------ Data in this exercise

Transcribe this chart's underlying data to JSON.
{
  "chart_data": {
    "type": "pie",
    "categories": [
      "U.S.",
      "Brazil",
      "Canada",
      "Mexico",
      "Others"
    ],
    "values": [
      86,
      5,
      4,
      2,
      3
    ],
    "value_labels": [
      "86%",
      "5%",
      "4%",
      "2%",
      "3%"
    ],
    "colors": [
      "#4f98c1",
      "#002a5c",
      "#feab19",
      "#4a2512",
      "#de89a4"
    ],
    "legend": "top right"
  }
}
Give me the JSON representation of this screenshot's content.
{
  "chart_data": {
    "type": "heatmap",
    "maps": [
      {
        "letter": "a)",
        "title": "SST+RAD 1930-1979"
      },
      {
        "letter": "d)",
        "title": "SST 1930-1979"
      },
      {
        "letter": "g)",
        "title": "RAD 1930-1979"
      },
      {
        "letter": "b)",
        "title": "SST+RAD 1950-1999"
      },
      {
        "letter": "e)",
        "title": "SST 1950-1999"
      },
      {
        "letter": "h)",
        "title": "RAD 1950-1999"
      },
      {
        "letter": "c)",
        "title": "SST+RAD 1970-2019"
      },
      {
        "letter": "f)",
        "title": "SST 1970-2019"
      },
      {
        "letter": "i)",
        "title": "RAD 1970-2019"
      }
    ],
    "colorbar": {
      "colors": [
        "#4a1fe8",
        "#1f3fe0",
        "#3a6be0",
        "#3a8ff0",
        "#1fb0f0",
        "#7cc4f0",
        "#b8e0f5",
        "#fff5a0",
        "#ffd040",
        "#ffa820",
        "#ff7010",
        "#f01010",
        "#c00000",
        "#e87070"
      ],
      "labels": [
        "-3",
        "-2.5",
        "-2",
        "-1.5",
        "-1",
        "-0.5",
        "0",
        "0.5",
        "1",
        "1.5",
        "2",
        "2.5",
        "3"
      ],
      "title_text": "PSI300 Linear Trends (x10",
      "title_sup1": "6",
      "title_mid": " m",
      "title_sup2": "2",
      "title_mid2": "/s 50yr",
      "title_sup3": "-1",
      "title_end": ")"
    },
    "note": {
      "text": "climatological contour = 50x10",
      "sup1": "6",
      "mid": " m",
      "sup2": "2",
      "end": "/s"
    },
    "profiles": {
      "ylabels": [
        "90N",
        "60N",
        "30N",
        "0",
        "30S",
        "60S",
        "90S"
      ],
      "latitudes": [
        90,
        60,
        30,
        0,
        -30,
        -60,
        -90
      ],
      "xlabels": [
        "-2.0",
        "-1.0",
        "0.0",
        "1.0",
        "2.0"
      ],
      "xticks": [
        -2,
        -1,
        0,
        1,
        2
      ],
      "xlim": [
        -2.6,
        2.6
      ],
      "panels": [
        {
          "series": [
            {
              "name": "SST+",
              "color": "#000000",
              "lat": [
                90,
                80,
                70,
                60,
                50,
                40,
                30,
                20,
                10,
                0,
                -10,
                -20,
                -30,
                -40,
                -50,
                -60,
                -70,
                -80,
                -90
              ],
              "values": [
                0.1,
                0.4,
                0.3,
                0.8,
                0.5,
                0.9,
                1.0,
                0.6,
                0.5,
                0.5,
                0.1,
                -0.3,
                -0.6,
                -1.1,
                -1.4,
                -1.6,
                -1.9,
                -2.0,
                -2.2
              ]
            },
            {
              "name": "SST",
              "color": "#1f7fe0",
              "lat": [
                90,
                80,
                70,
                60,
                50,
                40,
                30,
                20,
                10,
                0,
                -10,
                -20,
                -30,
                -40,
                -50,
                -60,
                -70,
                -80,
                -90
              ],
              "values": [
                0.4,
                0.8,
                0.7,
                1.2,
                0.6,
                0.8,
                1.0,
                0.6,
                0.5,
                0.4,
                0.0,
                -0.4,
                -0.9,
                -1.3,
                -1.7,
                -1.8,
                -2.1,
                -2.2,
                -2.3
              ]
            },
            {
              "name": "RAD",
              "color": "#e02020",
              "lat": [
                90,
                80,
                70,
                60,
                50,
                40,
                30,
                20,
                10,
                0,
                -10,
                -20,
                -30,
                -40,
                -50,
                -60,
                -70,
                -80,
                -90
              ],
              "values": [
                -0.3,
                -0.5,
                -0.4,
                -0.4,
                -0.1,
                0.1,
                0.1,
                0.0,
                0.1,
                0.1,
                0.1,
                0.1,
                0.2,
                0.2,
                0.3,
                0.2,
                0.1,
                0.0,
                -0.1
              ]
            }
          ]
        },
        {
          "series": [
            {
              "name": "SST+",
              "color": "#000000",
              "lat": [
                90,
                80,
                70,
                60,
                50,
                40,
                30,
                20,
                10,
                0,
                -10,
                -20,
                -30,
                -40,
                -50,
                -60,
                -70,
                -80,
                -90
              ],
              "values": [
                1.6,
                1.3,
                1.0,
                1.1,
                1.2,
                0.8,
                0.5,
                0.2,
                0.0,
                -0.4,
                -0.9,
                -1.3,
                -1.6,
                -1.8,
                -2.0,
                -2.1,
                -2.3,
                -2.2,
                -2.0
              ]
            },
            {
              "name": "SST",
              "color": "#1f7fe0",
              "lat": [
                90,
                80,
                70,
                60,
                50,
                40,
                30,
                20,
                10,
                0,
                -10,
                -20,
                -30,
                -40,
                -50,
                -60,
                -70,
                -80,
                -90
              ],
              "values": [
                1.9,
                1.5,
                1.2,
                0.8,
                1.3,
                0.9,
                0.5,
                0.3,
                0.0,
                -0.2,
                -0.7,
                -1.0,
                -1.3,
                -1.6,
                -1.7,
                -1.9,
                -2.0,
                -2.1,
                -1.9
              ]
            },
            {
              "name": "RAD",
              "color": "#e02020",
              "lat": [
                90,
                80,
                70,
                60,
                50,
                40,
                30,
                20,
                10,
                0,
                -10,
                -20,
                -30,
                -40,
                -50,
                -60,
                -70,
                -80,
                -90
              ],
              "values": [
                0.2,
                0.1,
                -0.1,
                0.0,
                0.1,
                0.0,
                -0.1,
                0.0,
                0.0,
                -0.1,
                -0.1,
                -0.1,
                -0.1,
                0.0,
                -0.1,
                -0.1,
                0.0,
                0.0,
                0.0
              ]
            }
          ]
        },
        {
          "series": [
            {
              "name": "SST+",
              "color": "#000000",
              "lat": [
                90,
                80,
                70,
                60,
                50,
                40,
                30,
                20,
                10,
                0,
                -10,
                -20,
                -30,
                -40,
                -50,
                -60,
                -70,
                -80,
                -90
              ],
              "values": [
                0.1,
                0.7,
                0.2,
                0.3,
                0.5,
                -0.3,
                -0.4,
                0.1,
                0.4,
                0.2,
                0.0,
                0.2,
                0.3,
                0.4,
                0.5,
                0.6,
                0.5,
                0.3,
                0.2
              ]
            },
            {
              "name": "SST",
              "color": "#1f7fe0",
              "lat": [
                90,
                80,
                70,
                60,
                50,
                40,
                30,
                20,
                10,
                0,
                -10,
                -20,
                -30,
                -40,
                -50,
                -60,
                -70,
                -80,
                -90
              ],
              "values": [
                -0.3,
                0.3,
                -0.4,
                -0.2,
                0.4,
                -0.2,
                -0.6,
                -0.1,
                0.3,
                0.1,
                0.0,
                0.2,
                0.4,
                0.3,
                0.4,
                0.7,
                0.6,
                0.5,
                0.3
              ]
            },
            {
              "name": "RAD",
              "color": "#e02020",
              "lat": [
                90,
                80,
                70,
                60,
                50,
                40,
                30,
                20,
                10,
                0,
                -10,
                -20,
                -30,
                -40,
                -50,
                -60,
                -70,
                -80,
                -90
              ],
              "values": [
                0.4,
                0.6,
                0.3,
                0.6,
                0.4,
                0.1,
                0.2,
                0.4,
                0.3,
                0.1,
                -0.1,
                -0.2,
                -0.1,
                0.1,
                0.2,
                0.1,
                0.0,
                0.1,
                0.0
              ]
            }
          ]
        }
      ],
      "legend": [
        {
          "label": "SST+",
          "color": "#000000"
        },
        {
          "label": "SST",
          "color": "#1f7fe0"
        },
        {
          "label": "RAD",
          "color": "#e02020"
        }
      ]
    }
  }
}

------------

◆ **The exercise**
For the listing above, give the number of lines in which the string "letter" occurs, and nothing else.

◆ **Result of this exercise**
9